WORK INSTRUCTIONS: Copy out all the data, word for word.

Some records:
-------

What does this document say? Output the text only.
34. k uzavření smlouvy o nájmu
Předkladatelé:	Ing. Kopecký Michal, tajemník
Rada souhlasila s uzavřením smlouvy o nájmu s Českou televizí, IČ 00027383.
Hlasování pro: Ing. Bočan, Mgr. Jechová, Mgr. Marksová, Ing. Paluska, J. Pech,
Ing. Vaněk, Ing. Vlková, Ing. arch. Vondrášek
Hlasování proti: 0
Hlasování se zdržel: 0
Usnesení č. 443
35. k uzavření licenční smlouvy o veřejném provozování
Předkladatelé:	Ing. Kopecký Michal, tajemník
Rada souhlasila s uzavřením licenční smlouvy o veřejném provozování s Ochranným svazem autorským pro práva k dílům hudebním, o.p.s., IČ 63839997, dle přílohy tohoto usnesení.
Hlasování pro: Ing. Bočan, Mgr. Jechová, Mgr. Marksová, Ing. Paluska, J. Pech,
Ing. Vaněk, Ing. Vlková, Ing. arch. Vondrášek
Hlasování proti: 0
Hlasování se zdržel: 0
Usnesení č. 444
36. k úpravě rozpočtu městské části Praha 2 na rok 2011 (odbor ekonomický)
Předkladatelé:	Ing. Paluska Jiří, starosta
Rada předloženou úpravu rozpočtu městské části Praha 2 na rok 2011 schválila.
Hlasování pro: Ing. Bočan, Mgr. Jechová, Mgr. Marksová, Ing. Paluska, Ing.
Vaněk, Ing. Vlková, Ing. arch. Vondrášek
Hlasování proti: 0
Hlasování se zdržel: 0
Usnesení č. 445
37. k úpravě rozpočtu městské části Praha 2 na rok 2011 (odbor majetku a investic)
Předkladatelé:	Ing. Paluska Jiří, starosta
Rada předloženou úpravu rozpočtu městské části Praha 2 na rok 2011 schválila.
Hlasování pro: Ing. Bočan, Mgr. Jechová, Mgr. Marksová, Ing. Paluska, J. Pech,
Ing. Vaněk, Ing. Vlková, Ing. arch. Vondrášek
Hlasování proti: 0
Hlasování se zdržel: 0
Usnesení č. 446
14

-------

THE ANSWER:
What does this document say? Output the text only.
34. k uzavření smlouvy o nájmu
Předkladatelé:	Ing. Kopecký Michal, tajemník
Rada souhlasila s uzavřením smlouvy o nájmu s Českou televizí, IČ 00027383.
Hlasování pro: Ing. Bočan, Mgr. Jechová, Mgr. Marksová, Ing. Paluska, J. Pech,
Ing. Vaněk, Ing. Vlková, Ing. arch. Vondrášek
Hlasování proti: 0
Hlasování se zdržel: 0
Usnesení č. 443
35. k uzavření licenční smlouvy o veřejném provozování
Předkladatelé:	Ing. Kopecký Michal, tajemník
Rada souhlasila s uzavřením licenční smlouvy o veřejném provozování s Ochranným svazem autorským pro práva k dílům hudebním, o.p.s., IČ 63839997, dle přílohy tohoto usnesení.
Hlasování pro: Ing. Bočan, Mgr. Jechová, Mgr. Marksová, Ing. Paluska, J. Pech,
Ing. Vaněk, Ing. Vlková, Ing. arch. Vondrášek
Hlasování proti: 0
Hlasování se zdržel: 0
Usnesení č. 444
36. k úpravě rozpočtu městské části Praha 2 na rok 2011 (odbor ekonomický)
Předkladatelé:	Ing. Paluska Jiří, starosta
Rada předloženou úpravu rozpočtu městské části Praha 2 na rok 2011 schválila.
Hlasování pro: Ing. Bočan, Mgr. Jechová, Mgr. Marksová, Ing. Paluska, Ing.
Vaněk, Ing. Vlková, Ing. arch. Vondrášek
Hlasování proti: 0
Hlasování se zdržel: 0
Usnesení č. 445
37. k úpravě rozpočtu městské části Praha 2 na rok 2011 (odbor majetku a investic)
Předkladatelé:	Ing. Paluska Jiří, starosta
Rada předloženou úpravu rozpočtu městské části Praha 2 na rok 2011 schválila.
Hlasování pro: Ing. Bočan, Mgr. Jechová, Mgr. Marksová, Ing. Paluska, J. Pech,
Ing. Vaněk, Ing. Vlková, Ing. arch. Vondrášek
Hlasování proti: 0
Hlasování se zdržel: 0
Usnesení č. 446
14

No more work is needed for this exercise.